_Written request_: Give back the full listing verbatim, apart from its images.

_Records for this exercise_:
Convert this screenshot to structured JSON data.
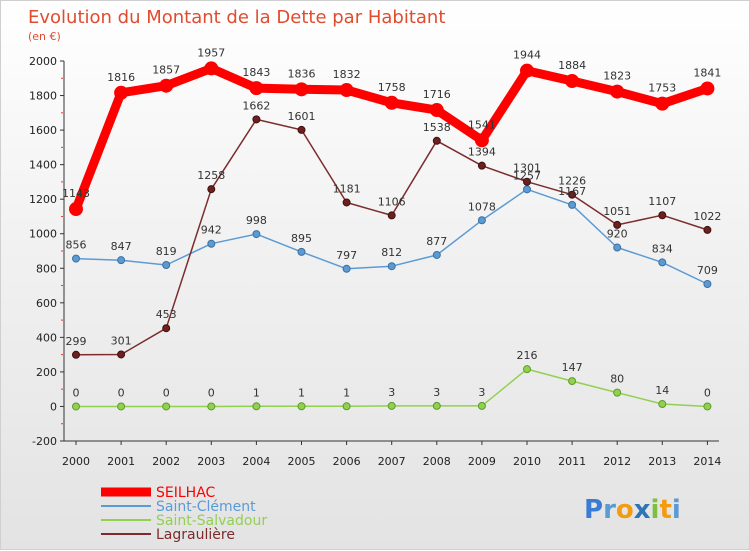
{
  "chart_data": {
    "type": "line",
    "title": "Evolution du Montant de la Dette par Habitant",
    "subtitle": "(en €)",
    "xlabel": "",
    "ylabel": "",
    "x": [
      "2000",
      "2001",
      "2002",
      "2003",
      "2004",
      "2005",
      "2006",
      "2007",
      "2008",
      "2009",
      "2010",
      "2011",
      "2012",
      "2013",
      "2014"
    ],
    "ylim": [
      -200,
      2000
    ],
    "yticks": [
      -200,
      0,
      200,
      400,
      600,
      800,
      1000,
      1200,
      1400,
      1600,
      1800,
      2000
    ],
    "grid": false,
    "legend_position": "bottom-left",
    "series": [
      {
        "name": "SEILHAC",
        "color": "#ff0000",
        "values": [
          1143,
          1816,
          1857,
          1957,
          1843,
          1836,
          1832,
          1758,
          1716,
          1541,
          1944,
          1884,
          1823,
          1753,
          1841
        ]
      },
      {
        "name": "Saint-Clément",
        "color": "#5b9bd5",
        "values": [
          856,
          847,
          819,
          942,
          998,
          895,
          797,
          812,
          877,
          1078,
          1257,
          1167,
          920,
          834,
          709
        ]
      },
      {
        "name": "Saint-Salvadour",
        "color": "#92d050",
        "values": [
          0,
          0,
          0,
          0,
          1,
          1,
          1,
          3,
          3,
          3,
          216,
          147,
          80,
          14,
          0
        ]
      },
      {
        "name": "Lagraulière",
        "color": "#7b2c2c",
        "values": [
          299,
          301,
          453,
          1258,
          1662,
          1601,
          1181,
          1106,
          1538,
          1394,
          1301,
          1226,
          1051,
          1107,
          1022
        ]
      }
    ]
  },
  "branding": {
    "logo_text": "Proxiti",
    "logo_letters": [
      "P",
      "r",
      "o",
      "x",
      "i",
      "t",
      "i"
    ],
    "logo_colors": [
      "#3a7bd5",
      "#5b9bd5",
      "#f39c12",
      "#2e75b6",
      "#7fbf3f",
      "#f39c12",
      "#5b9bd5"
    ]
  }
}
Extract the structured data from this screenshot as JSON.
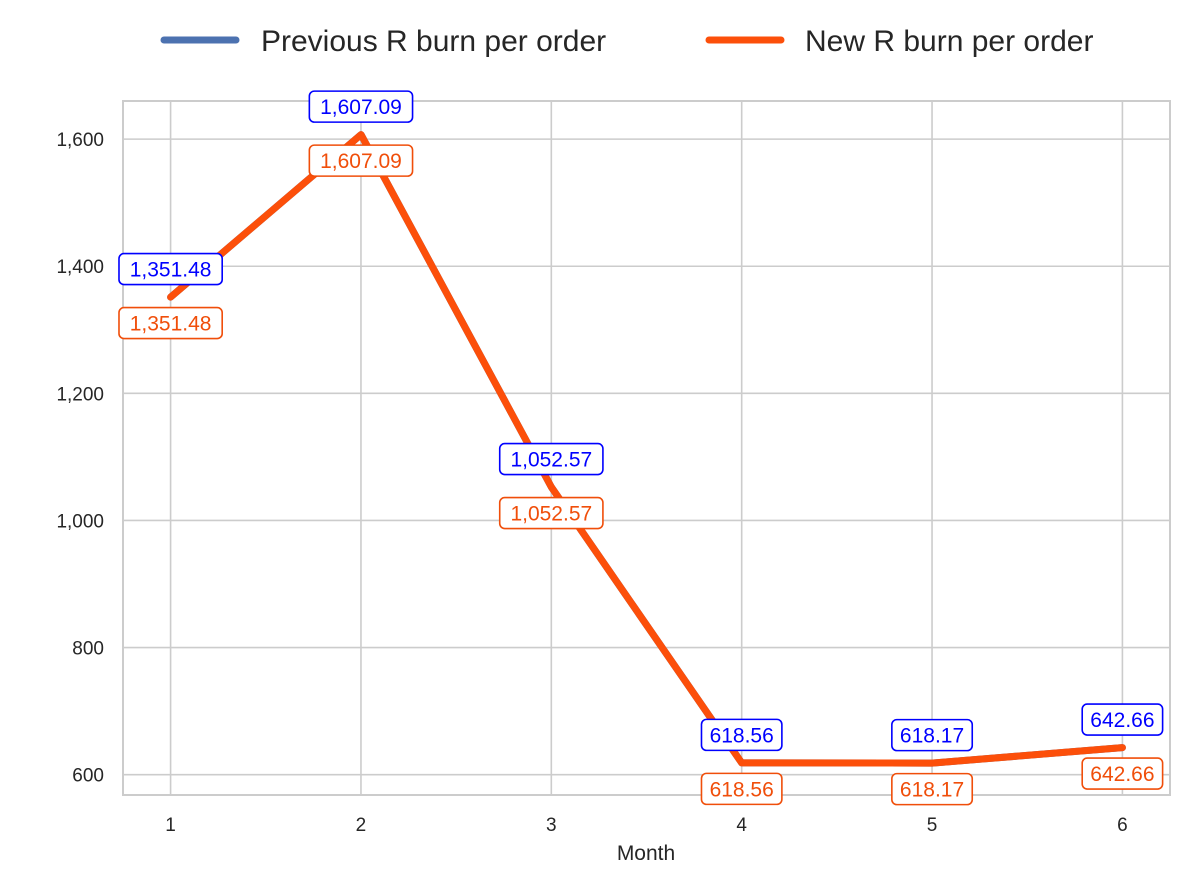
{
  "chart_data": {
    "type": "line",
    "title": "",
    "xlabel": "Month",
    "ylabel": "",
    "x": [
      1,
      2,
      3,
      4,
      5,
      6
    ],
    "x_tick_labels": [
      "1",
      "2",
      "3",
      "4",
      "5",
      "6"
    ],
    "xlim": [
      0.75,
      6.25
    ],
    "ylim": [
      568,
      1660
    ],
    "y_ticks": [
      600,
      800,
      1000,
      1200,
      1400,
      1600
    ],
    "y_tick_labels": [
      "600",
      "800",
      "1,000",
      "1,200",
      "1,400",
      "1,600"
    ],
    "grid": true,
    "legend_position": "top-center",
    "series": [
      {
        "name": "Previous R burn per order",
        "color": "#4c72b0",
        "label_color": "#0000ff",
        "values": [
          1351.48,
          1607.09,
          1052.57,
          618.56,
          618.17,
          642.66
        ],
        "labels": [
          "1,351.48",
          "1,607.09",
          "1,052.57",
          "618.56",
          "618.17",
          "642.66"
        ]
      },
      {
        "name": "New R burn per order",
        "color": "#fc4f0a",
        "label_color": "#f04e0a",
        "values": [
          1351.48,
          1607.09,
          1052.57,
          618.56,
          618.17,
          642.66
        ],
        "labels": [
          "1,351.48",
          "1,607.09",
          "1,052.57",
          "618.56",
          "618.17",
          "642.66"
        ]
      }
    ]
  }
}
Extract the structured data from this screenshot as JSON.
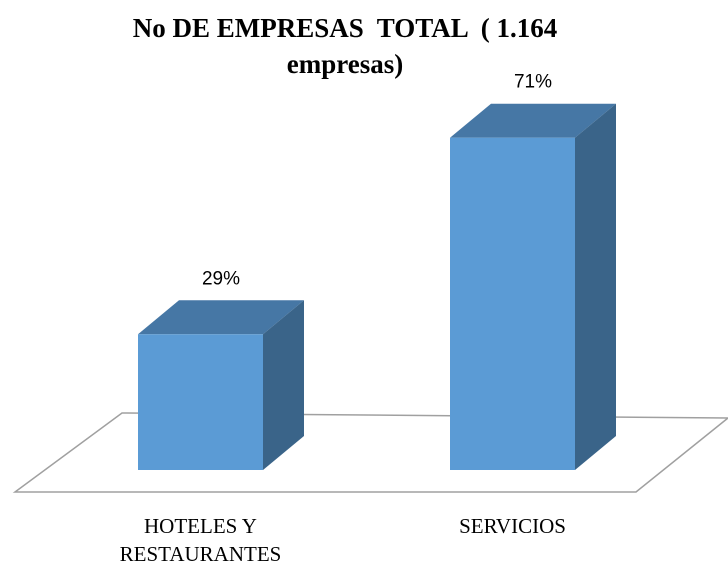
{
  "chart_data": {
    "type": "bar3d",
    "title": "No DE EMPRESAS  TOTAL  ( 1.164 empresas)",
    "categories": [
      "HOTELES Y RESTAURANTES",
      "SERVICIOS"
    ],
    "values": [
      29,
      71
    ],
    "value_labels": [
      "29%",
      "71%"
    ],
    "color": "#5b9bd5"
  }
}
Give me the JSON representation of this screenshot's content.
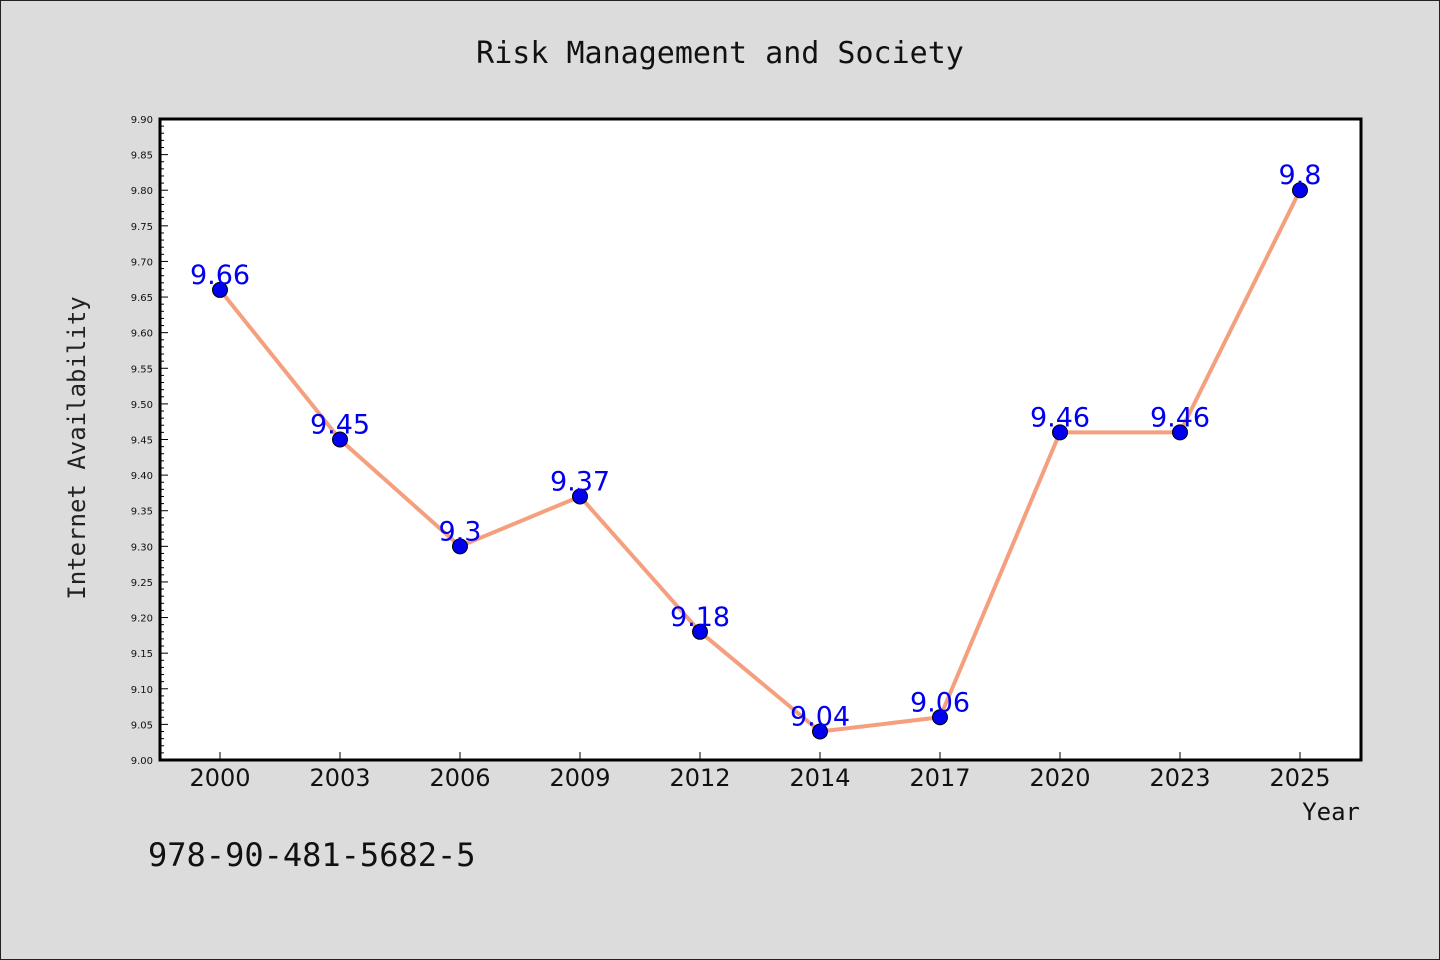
{
  "chart_data": {
    "type": "line",
    "title": "Risk Management and Society",
    "xlabel": "Year",
    "ylabel": "Internet Availability",
    "categories": [
      "2000",
      "2003",
      "2006",
      "2009",
      "2012",
      "2014",
      "2017",
      "2020",
      "2023",
      "2025"
    ],
    "series": [
      {
        "values": [
          9.66,
          9.45,
          9.3,
          9.37,
          9.18,
          9.04,
          9.06,
          9.46,
          9.46,
          9.8
        ]
      }
    ],
    "data_labels": [
      "9.66",
      "9.45",
      "9.3",
      "9.37",
      "9.18",
      "9.04",
      "9.06",
      "9.46",
      "9.46",
      "9.8"
    ],
    "ylim": [
      9.0,
      9.9
    ],
    "yticks": [
      "9.00",
      "9.05",
      "9.10",
      "9.15",
      "9.20",
      "9.25",
      "9.30",
      "9.35",
      "9.40",
      "9.45",
      "9.50",
      "9.55",
      "9.60",
      "9.65",
      "9.70",
      "9.75",
      "9.80",
      "9.85",
      "9.90"
    ],
    "grid": false,
    "line_color": "#f4a07e",
    "marker_color": "#0000ee",
    "label_color": "#0000ee",
    "background": "#dcdcdc",
    "plot_background": "#ffffff"
  },
  "footer": {
    "isbn": "978-90-481-5682-5"
  }
}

_Task answer_:
Convert this screenshot to structured JSON data.
{
  "chart_data": {
    "type": "line",
    "title": "Evolution du Montant de la Dette par Habitant",
    "subtitle": "(en €)",
    "xlabel": "",
    "ylabel": "",
    "x": [
      "2000",
      "2001",
      "2002",
      "2003",
      "2004",
      "2005",
      "2006",
      "2007",
      "2008",
      "2009",
      "2010",
      "2011",
      "2012",
      "2013",
      "2014"
    ],
    "ylim": [
      -200,
      2000
    ],
    "yticks": [
      -200,
      0,
      200,
      400,
      600,
      800,
      1000,
      1200,
      1400,
      1600,
      1800,
      2000
    ],
    "grid": false,
    "legend_position": "bottom-left",
    "series": [
      {
        "name": "SEILHAC",
        "color": "#ff0000",
        "values": [
          1143,
          1816,
          1857,
          1957,
          1843,
          1836,
          1832,
          1758,
          1716,
          1541,
          1944,
          1884,
          1823,
          1753,
          1841
        ]
      },
      {
        "name": "Saint-Clément",
        "color": "#5b9bd5",
        "values": [
          856,
          847,
          819,
          942,
          998,
          895,
          797,
          812,
          877,
          1078,
          1257,
          1167,
          920,
          834,
          709
        ]
      },
      {
        "name": "Saint-Salvadour",
        "color": "#92d050",
        "values": [
          0,
          0,
          0,
          0,
          1,
          1,
          1,
          3,
          3,
          3,
          216,
          147,
          80,
          14,
          0
        ]
      },
      {
        "name": "Lagraulière",
        "color": "#7b2c2c",
        "values": [
          299,
          301,
          453,
          1258,
          1662,
          1601,
          1181,
          1106,
          1538,
          1394,
          1301,
          1226,
          1051,
          1107,
          1022
        ]
      }
    ]
  },
  "branding": {
    "logo_text": "Proxiti",
    "logo_letters": [
      "P",
      "r",
      "o",
      "x",
      "i",
      "t",
      "i"
    ],
    "logo_colors": [
      "#3a7bd5",
      "#5b9bd5",
      "#f39c12",
      "#2e75b6",
      "#7fbf3f",
      "#f39c12",
      "#5b9bd5"
    ]
  }
}
Extract the structured data from this screenshot as JSON.
{
  "chart_data": {
    "type": "line",
    "title": "",
    "xlabel": "Month",
    "ylabel": "",
    "x": [
      1,
      2,
      3,
      4,
      5,
      6
    ],
    "x_tick_labels": [
      "1",
      "2",
      "3",
      "4",
      "5",
      "6"
    ],
    "xlim": [
      0.75,
      6.25
    ],
    "ylim": [
      568,
      1660
    ],
    "y_ticks": [
      600,
      800,
      1000,
      1200,
      1400,
      1600
    ],
    "y_tick_labels": [
      "600",
      "800",
      "1,000",
      "1,200",
      "1,400",
      "1,600"
    ],
    "grid": true,
    "legend_position": "top-center",
    "series": [
      {
        "name": "Previous R burn per order",
        "color": "#4c72b0",
        "label_color": "#0000ff",
        "values": [
          1351.48,
          1607.09,
          1052.57,
          618.56,
          618.17,
          642.66
        ],
        "labels": [
          "1,351.48",
          "1,607.09",
          "1,052.57",
          "618.56",
          "618.17",
          "642.66"
        ]
      },
      {
        "name": "New R burn per order",
        "color": "#fc4f0a",
        "label_color": "#f04e0a",
        "values": [
          1351.48,
          1607.09,
          1052.57,
          618.56,
          618.17,
          642.66
        ],
        "labels": [
          "1,351.48",
          "1,607.09",
          "1,052.57",
          "618.56",
          "618.17",
          "642.66"
        ]
      }
    ]
  }
}
Extract the structured data from this screenshot as JSON.
{
  "chart_data": {
    "type": "bar3d",
    "title": "No DE EMPRESAS  TOTAL  ( 1.164 empresas)",
    "categories": [
      "HOTELES Y RESTAURANTES",
      "SERVICIOS"
    ],
    "values": [
      29,
      71
    ],
    "value_labels": [
      "29%",
      "71%"
    ],
    "color": "#5b9bd5"
  }
}
Give me the JSON representation of this screenshot's content.
{
  "chart_data": {
    "type": "line",
    "title": "Risk Management and Society",
    "xlabel": "Year",
    "ylabel": "Internet Availability",
    "categories": [
      "2000",
      "2003",
      "2006",
      "2009",
      "2012",
      "2014",
      "2017",
      "2020",
      "2023",
      "2025"
    ],
    "series": [
      {
        "values": [
          9.66,
          9.45,
          9.3,
          9.37,
          9.18,
          9.04,
          9.06,
          9.46,
          9.46,
          9.8
        ]
      }
    ],
    "data_labels": [
      "9.66",
      "9.45",
      "9.3",
      "9.37",
      "9.18",
      "9.04",
      "9.06",
      "9.46",
      "9.46",
      "9.8"
    ],
    "ylim": [
      9.0,
      9.9
    ],
    "yticks": [
      "9.00",
      "9.05",
      "9.10",
      "9.15",
      "9.20",
      "9.25",
      "9.30",
      "9.35",
      "9.40",
      "9.45",
      "9.50",
      "9.55",
      "9.60",
      "9.65",
      "9.70",
      "9.75",
      "9.80",
      "9.85",
      "9.90"
    ],
    "grid": false,
    "line_color": "#f4a07e",
    "marker_color": "#0000ee",
    "label_color": "#0000ee",
    "background": "#dcdcdc",
    "plot_background": "#ffffff"
  },
  "footer": {
    "isbn": "978-90-481-5682-5"
  }
}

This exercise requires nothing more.